* Brief
Filter the entries below, keeping every line that has the word "beta".

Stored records
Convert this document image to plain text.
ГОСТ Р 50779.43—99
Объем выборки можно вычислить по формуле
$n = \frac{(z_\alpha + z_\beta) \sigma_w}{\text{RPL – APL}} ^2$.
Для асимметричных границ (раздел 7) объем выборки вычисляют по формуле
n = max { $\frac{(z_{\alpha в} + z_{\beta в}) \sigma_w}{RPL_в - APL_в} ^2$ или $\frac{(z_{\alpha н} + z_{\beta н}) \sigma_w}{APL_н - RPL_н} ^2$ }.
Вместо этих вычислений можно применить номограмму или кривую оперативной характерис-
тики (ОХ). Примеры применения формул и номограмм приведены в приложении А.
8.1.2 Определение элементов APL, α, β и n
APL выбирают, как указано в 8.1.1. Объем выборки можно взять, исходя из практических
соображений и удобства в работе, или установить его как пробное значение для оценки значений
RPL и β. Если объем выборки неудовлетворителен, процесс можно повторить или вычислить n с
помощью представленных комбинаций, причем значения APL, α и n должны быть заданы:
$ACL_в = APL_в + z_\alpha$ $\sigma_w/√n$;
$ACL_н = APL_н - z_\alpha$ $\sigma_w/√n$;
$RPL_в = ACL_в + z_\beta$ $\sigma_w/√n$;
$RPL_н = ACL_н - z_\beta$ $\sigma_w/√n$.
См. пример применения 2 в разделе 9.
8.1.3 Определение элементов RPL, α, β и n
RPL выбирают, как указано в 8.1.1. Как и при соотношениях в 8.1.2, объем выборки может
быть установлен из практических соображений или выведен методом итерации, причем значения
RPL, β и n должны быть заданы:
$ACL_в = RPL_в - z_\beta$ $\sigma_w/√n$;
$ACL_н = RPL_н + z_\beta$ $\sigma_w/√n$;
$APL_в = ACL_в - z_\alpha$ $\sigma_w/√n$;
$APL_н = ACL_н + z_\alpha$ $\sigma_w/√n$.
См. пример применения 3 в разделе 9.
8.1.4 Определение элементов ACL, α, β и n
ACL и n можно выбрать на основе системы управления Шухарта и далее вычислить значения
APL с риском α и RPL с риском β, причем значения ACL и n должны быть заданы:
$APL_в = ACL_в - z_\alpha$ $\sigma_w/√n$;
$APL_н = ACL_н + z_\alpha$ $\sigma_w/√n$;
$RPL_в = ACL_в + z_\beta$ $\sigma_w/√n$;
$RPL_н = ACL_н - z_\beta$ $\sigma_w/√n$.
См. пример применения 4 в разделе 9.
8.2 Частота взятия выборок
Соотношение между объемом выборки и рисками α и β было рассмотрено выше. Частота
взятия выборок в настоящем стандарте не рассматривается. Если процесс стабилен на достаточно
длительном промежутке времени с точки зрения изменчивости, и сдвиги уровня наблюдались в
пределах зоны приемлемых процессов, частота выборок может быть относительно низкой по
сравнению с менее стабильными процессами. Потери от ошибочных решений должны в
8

* Completed exercise
$n = \frac{(z_\alpha + z_\beta) \sigma_w}{\text{RPL – APL}} ^2$.
n = max { $\frac{(z_{\alpha в} + z_{\beta в}) \sigma_w}{RPL_в - APL_в} ^2$ или $\frac{(z_{\alpha н} + z_{\beta н}) \sigma_w}{APL_н - RPL_н} ^2$ }.
$RPL_в = ACL_в + z_\beta$ $\sigma_w/√n$;
$RPL_н = ACL_н - z_\beta$ $\sigma_w/√n$.
$ACL_в = RPL_в - z_\beta$ $\sigma_w/√n$;
$ACL_н = RPL_н + z_\beta$ $\sigma_w/√n$;
$RPL_в = ACL_в + z_\beta$ $\sigma_w/√n$;
$RPL_н = ACL_н - z_\beta$ $\sigma_w/√n$.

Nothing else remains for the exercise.